Exercise >> Your task is to print all of the data word for word.

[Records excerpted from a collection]
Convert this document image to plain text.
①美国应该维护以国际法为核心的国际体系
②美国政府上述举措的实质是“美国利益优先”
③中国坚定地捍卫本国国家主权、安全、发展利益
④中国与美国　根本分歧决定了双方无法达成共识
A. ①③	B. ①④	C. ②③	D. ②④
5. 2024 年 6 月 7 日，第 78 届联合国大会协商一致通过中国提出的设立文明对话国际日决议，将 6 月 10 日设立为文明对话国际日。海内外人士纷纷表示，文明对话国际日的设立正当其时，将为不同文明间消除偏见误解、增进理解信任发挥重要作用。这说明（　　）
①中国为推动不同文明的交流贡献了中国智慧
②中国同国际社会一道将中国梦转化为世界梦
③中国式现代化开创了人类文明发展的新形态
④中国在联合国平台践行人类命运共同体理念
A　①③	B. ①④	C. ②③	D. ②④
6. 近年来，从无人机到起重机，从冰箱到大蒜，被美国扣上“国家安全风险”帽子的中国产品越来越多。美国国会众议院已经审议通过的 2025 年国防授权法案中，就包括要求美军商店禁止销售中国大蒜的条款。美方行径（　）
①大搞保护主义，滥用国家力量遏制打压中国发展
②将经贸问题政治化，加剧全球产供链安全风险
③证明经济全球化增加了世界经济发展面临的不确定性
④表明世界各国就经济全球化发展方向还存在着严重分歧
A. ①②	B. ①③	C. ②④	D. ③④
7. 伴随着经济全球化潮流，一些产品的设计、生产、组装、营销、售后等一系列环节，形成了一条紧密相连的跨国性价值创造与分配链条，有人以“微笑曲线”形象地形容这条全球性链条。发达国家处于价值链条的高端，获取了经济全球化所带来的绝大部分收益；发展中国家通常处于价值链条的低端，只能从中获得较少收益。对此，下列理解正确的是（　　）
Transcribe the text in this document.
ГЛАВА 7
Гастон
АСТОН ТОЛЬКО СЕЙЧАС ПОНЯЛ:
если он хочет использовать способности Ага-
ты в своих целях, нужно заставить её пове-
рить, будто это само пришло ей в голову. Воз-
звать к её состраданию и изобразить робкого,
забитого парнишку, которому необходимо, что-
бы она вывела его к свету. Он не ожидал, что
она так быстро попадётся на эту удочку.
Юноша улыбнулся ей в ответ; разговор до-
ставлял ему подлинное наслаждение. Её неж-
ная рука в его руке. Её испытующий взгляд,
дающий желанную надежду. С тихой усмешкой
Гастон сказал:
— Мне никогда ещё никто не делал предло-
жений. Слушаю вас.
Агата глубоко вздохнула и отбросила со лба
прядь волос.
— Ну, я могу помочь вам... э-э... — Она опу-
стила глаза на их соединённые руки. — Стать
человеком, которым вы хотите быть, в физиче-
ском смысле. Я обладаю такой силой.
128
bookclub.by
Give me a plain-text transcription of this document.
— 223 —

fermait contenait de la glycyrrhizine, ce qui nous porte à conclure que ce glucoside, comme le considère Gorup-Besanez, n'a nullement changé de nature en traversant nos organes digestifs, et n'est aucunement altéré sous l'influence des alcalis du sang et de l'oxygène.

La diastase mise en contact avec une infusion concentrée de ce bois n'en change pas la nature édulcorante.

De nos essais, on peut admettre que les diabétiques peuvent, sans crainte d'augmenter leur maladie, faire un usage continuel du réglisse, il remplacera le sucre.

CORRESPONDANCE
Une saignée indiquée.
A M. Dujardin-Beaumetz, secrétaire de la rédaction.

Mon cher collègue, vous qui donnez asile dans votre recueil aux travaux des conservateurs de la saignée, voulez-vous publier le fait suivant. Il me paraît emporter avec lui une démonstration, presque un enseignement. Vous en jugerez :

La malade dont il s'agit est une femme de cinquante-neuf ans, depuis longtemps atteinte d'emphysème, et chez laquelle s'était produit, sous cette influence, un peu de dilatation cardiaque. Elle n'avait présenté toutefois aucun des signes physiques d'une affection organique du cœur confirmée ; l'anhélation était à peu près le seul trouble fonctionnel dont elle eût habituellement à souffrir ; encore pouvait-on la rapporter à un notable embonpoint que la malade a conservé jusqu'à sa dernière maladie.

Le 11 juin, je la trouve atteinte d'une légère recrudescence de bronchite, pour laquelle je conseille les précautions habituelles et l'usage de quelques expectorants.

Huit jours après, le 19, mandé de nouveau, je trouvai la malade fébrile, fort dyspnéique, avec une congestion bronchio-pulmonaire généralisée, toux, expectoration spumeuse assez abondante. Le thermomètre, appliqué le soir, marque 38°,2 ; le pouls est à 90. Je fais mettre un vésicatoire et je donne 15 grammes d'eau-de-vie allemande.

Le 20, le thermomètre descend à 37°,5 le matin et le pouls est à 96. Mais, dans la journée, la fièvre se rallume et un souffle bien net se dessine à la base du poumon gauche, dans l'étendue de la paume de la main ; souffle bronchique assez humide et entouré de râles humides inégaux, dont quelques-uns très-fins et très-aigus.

The answer >>
Convert this document image to plain text.
①美国应该维护以国际法为核心的国际体系
②美国政府上述举措的实质是“美国利益优先”
③中国坚定地捍卫本国国家主权、安全、发展利益
④中国与美国　根本分歧决定了双方无法达成共识
A. ①③	B. ①④	C. ②③	D. ②④
5. 2024 年 6 月 7 日，第 78 届联合国大会协商一致通过中国提出的设立文明对话国际日决议，将 6 月 10 日设立为文明对话国际日。海内外人士纷纷表示，文明对话国际日的设立正当其时，将为不同文明间消除偏见误解、增进理解信任发挥重要作用。这说明（　　）
①中国为推动不同文明的交流贡献了中国智慧
②中国同国际社会一道将中国梦转化为世界梦
③中国式现代化开创了人类文明发展的新形态
④中国在联合国平台践行人类命运共同体理念
A　①③	B. ①④	C. ②③	D. ②④
6. 近年来，从无人机到起重机，从冰箱到大蒜，被美国扣上“国家安全风险”帽子的中国产品越来越多。美国国会众议院已经审议通过的 2025 年国防授权法案中，就包括要求美军商店禁止销售中国大蒜的条款。美方行径（　）
①大搞保护主义，滥用国家力量遏制打压中国发展
②将经贸问题政治化，加剧全球产供链安全风险
③证明经济全球化增加了世界经济发展面临的不确定性
④表明世界各国就经济全球化发展方向还存在着严重分歧
A. ①②	B. ①③	C. ②④	D. ③④
7. 伴随着经济全球化潮流，一些产品的设计、生产、组装、营销、售后等一系列环节，形成了一条紧密相连的跨国性价值创造与分配链条，有人以“微笑曲线”形象地形容这条全球性链条。发达国家处于价值链条的高端，获取了经济全球化所带来的绝大部分收益；发展中国家通常处于价值链条的低端，只能从中获得较少收益。对此，下列理解正确的是（　　）
Transcribe the text in this document.
ГЛАВА 7
Гастон
АСТОН ТОЛЬКО СЕЙЧАС ПОНЯЛ:
если он хочет использовать способности Ага-
ты в своих целях, нужно заставить её пове-
рить, будто это само пришло ей в голову. Воз-
звать к её состраданию и изобразить робкого,
забитого парнишку, которому необходимо, что-
бы она вывела его к свету. Он не ожидал, что
она так быстро попадётся на эту удочку.
Юноша улыбнулся ей в ответ; разговор до-
ставлял ему подлинное наслаждение. Её неж-
ная рука в его руке. Её испытующий взгляд,
дающий желанную надежду. С тихой усмешкой
Гастон сказал:
— Мне никогда ещё никто не делал предло-
жений. Слушаю вас.
Агата глубоко вздохнула и отбросила со лба
прядь волос.
— Ну, я могу помочь вам... э-э... — Она опу-
стила глаза на их соединённые руки. — Стать
человеком, которым вы хотите быть, в физиче-
ском смысле. Я обладаю такой силой.
128
bookclub.by
Give me a plain-text transcription of this document.
— 223 —

fermait contenait de la glycyrrhizine, ce qui nous porte à conclure que ce glucoside, comme le considère Gorup-Besanez, n'a nullement changé de nature en traversant nos organes digestifs, et n'est aucunement altéré sous l'influence des alcalis du sang et de l'oxygène.

La diastase mise en contact avec une infusion concentrée de ce bois n'en change pas la nature édulcorante.

De nos essais, on peut admettre que les diabétiques peuvent, sans crainte d'augmenter leur maladie, faire un usage continuel du réglisse, il remplacera le sucre.

CORRESPONDANCE
Une saignée indiquée.
A M. Dujardin-Beaumetz, secrétaire de la rédaction.

Mon cher collègue, vous qui donnez asile dans votre recueil aux travaux des conservateurs de la saignée, voulez-vous publier le fait suivant. Il me paraît emporter avec lui une démonstration, presque un enseignement. Vous en jugerez :

La malade dont il s'agit est une femme de cinquante-neuf ans, depuis longtemps atteinte d'emphysème, et chez laquelle s'était produit, sous cette influence, un peu de dilatation cardiaque. Elle n'avait présenté toutefois aucun des signes physiques d'une affection organique du cœur confirmée ; l'anhélation était à peu près le seul trouble fonctionnel dont elle eût habituellement à souffrir ; encore pouvait-on la rapporter à un notable embonpoint que la malade a conservé jusqu'à sa dernière maladie.

Le 11 juin, je la trouve atteinte d'une légère recrudescence de bronchite, pour laquelle je conseille les précautions habituelles et l'usage de quelques expectorants.

Huit jours après, le 19, mandé de nouveau, je trouvai la malade fébrile, fort dyspnéique, avec une congestion bronchio-pulmonaire généralisée, toux, expectoration spumeuse assez abondante. Le thermomètre, appliqué le soir, marque 38°,2 ; le pouls est à 90. Je fais mettre un vésicatoire et je donne 15 grammes d'eau-de-vie allemande.

Le 20, le thermomètre descend à 37°,5 le matin et le pouls est à 96. Mais, dans la journée, la fièvre se rallume et un souffle bien net se dessine à la base du poumon gauche, dans l'étendue de la paume de la main ; souffle bronchique assez humide et entouré de râles humides inégaux, dont quelques-uns très-fins et très-aigus.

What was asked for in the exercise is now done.